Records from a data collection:
□ □ □ □ □
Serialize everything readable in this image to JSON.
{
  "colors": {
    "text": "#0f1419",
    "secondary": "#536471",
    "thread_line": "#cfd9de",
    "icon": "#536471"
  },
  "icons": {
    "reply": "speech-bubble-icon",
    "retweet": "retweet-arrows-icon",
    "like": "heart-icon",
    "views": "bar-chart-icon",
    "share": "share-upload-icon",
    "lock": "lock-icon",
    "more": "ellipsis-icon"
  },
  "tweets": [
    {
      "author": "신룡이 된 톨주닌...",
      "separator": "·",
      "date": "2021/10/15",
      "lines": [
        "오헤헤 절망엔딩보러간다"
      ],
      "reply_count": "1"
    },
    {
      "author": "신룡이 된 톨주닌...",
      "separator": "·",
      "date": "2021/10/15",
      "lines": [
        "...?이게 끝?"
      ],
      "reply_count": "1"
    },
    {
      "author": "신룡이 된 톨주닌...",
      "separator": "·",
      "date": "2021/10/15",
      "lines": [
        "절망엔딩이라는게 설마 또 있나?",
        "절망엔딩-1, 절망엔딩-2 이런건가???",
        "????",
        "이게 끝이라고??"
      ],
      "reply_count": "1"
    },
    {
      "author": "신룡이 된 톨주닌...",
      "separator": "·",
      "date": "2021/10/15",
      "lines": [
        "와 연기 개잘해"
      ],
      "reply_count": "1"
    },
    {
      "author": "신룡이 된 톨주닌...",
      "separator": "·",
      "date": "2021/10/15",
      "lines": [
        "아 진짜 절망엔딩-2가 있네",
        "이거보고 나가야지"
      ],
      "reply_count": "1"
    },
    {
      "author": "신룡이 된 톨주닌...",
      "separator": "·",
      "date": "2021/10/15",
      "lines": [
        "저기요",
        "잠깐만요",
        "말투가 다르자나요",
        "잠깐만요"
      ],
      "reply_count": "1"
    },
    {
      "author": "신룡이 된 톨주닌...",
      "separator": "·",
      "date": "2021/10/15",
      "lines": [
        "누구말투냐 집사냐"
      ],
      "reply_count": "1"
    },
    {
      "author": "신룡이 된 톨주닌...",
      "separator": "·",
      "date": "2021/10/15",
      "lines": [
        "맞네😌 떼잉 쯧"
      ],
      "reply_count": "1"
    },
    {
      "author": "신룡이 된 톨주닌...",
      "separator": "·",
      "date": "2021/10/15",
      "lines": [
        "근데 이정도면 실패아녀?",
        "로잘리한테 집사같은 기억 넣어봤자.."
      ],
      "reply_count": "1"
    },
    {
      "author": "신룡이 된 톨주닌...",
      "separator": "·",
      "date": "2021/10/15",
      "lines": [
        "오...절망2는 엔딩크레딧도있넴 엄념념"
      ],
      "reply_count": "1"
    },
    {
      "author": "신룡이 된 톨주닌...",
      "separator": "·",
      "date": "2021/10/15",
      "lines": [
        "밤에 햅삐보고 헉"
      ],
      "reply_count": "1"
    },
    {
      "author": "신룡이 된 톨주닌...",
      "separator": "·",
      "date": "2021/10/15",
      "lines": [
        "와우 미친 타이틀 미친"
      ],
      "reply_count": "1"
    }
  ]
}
□ □ □ □ □
- **Set task**: Word for word, write out the data.

- **Written response**:
Serialize everything readable in this image to JSON.
{
  "colors": {
    "text": "#0f1419",
    "secondary": "#536471",
    "thread_line": "#cfd9de",
    "icon": "#536471"
  },
  "icons": {
    "reply": "speech-bubble-icon",
    "retweet": "retweet-arrows-icon",
    "like": "heart-icon",
    "views": "bar-chart-icon",
    "share": "share-upload-icon",
    "lock": "lock-icon",
    "more": "ellipsis-icon"
  },
  "tweets": [
    {
      "author": "신룡이 된 톨주닌...",
      "separator": "·",
      "date": "2021/10/15",
      "lines": [
        "오헤헤 절망엔딩보러간다"
      ],
      "reply_count": "1"
    },
    {
      "author": "신룡이 된 톨주닌...",
      "separator": "·",
      "date": "2021/10/15",
      "lines": [
        "...?이게 끝?"
      ],
      "reply_count": "1"
    },
    {
      "author": "신룡이 된 톨주닌...",
      "separator": "·",
      "date": "2021/10/15",
      "lines": [
        "절망엔딩이라는게 설마 또 있나?",
        "절망엔딩-1, 절망엔딩-2 이런건가???",
        "????",
        "이게 끝이라고??"
      ],
      "reply_count": "1"
    },
    {
      "author": "신룡이 된 톨주닌...",
      "separator": "·",
      "date": "2021/10/15",
      "lines": [
        "와 연기 개잘해"
      ],
      "reply_count": "1"
    },
    {
      "author": "신룡이 된 톨주닌...",
      "separator": "·",
      "date": "2021/10/15",
      "lines": [
        "아 진짜 절망엔딩-2가 있네",
        "이거보고 나가야지"
      ],
      "reply_count": "1"
    },
    {
      "author": "신룡이 된 톨주닌...",
      "separator": "·",
      "date": "2021/10/15",
      "lines": [
        "저기요",
        "잠깐만요",
        "말투가 다르자나요",
        "잠깐만요"
      ],
      "reply_count": "1"
    },
    {
      "author": "신룡이 된 톨주닌...",
      "separator": "·",
      "date": "2021/10/15",
      "lines": [
        "누구말투냐 집사냐"
      ],
      "reply_count": "1"
    },
    {
      "author": "신룡이 된 톨주닌...",
      "separator": "·",
      "date": "2021/10/15",
      "lines": [
        "맞네😌 떼잉 쯧"
      ],
      "reply_count": "1"
    },
    {
      "author": "신룡이 된 톨주닌...",
      "separator": "·",
      "date": "2021/10/15",
      "lines": [
        "근데 이정도면 실패아녀?",
        "로잘리한테 집사같은 기억 넣어봤자.."
      ],
      "reply_count": "1"
    },
    {
      "author": "신룡이 된 톨주닌...",
      "separator": "·",
      "date": "2021/10/15",
      "lines": [
        "오...절망2는 엔딩크레딧도있넴 엄념념"
      ],
      "reply_count": "1"
    },
    {
      "author": "신룡이 된 톨주닌...",
      "separator": "·",
      "date": "2021/10/15",
      "lines": [
        "밤에 햅삐보고 헉"
      ],
      "reply_count": "1"
    },
    {
      "author": "신룡이 된 톨주닌...",
      "separator": "·",
      "date": "2021/10/15",
      "lines": [
        "와우 미친 타이틀 미친"
      ],
      "reply_count": "1"
    }
  ]
}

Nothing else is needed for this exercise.